>>>>>
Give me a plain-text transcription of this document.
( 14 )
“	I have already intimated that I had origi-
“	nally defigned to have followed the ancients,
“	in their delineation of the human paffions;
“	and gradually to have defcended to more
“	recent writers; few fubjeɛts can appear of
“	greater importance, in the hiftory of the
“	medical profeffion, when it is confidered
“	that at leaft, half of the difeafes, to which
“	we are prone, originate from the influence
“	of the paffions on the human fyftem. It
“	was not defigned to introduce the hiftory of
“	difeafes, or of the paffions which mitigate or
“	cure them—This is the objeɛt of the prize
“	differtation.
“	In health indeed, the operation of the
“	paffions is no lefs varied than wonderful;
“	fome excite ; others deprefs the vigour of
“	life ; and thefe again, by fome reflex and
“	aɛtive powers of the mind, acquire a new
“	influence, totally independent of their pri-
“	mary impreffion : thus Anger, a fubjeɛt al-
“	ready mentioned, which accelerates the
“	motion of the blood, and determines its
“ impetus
<<<<<
>>>>>
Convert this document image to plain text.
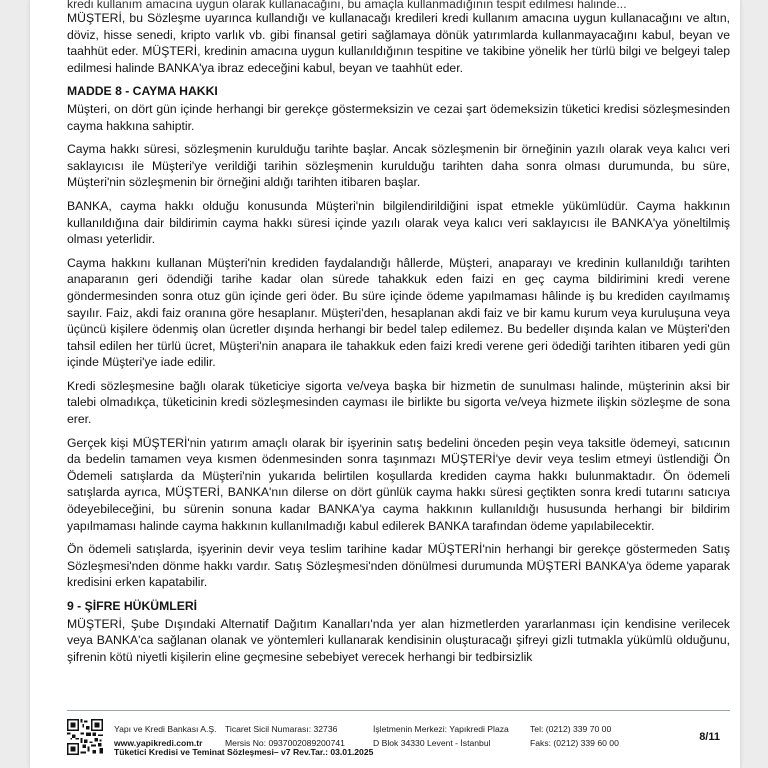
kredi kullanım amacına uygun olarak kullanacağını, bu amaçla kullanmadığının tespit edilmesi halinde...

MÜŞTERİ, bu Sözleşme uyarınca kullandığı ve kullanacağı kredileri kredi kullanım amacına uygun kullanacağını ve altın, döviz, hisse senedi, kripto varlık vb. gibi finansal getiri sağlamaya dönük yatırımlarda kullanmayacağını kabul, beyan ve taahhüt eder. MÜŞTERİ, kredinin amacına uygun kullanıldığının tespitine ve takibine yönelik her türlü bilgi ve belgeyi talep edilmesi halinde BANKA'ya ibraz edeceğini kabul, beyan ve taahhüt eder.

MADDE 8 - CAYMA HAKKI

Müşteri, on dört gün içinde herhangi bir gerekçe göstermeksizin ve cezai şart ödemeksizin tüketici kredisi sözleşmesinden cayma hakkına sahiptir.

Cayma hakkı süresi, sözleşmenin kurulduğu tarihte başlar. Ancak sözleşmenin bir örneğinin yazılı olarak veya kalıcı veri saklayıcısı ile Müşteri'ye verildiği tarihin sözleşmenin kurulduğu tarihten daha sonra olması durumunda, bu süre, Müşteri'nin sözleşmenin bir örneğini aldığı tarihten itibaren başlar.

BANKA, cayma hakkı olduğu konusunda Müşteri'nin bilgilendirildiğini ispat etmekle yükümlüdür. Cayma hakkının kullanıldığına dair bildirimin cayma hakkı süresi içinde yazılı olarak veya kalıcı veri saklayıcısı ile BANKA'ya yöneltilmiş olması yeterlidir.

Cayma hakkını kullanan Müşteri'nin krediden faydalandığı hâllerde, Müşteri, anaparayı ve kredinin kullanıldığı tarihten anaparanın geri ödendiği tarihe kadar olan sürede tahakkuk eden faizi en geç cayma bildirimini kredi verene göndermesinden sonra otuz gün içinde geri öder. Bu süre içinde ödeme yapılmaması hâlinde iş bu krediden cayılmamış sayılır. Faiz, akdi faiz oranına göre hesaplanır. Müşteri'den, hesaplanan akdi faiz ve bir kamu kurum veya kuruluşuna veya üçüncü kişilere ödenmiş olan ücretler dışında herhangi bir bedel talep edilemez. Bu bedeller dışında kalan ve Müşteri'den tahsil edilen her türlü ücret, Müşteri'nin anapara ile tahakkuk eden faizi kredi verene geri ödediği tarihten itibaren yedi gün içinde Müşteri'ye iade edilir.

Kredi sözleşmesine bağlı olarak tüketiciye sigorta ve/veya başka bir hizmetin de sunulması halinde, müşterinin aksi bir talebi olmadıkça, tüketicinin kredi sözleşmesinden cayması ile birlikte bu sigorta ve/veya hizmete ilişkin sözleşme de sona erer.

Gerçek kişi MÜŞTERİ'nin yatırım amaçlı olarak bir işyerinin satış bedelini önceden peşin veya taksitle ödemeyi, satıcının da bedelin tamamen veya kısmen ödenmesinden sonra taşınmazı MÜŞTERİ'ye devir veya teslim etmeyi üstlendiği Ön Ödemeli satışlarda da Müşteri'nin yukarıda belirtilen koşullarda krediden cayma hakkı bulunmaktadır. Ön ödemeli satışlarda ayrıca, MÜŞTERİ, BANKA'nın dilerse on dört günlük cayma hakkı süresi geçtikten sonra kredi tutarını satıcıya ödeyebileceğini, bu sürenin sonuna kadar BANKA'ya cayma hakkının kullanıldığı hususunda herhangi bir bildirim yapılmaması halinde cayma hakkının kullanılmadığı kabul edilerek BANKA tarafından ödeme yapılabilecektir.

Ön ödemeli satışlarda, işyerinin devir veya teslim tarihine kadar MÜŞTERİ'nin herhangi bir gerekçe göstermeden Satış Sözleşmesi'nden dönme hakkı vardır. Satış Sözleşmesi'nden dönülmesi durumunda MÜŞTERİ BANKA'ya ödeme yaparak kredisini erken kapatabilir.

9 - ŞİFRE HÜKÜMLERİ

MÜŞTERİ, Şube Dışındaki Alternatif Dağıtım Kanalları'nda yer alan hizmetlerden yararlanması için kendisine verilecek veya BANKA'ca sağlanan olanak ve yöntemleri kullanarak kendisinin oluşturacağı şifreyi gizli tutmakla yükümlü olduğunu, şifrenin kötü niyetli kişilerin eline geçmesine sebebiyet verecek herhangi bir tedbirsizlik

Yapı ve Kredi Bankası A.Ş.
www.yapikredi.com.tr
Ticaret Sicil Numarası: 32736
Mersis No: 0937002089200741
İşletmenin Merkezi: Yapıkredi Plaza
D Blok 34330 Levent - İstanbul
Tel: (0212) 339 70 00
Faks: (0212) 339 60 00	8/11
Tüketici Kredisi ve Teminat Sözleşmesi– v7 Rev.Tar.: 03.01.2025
<<<<<
Exercise prompt:
Write only the number of lines in the data above that include "devir".

Finished task:
2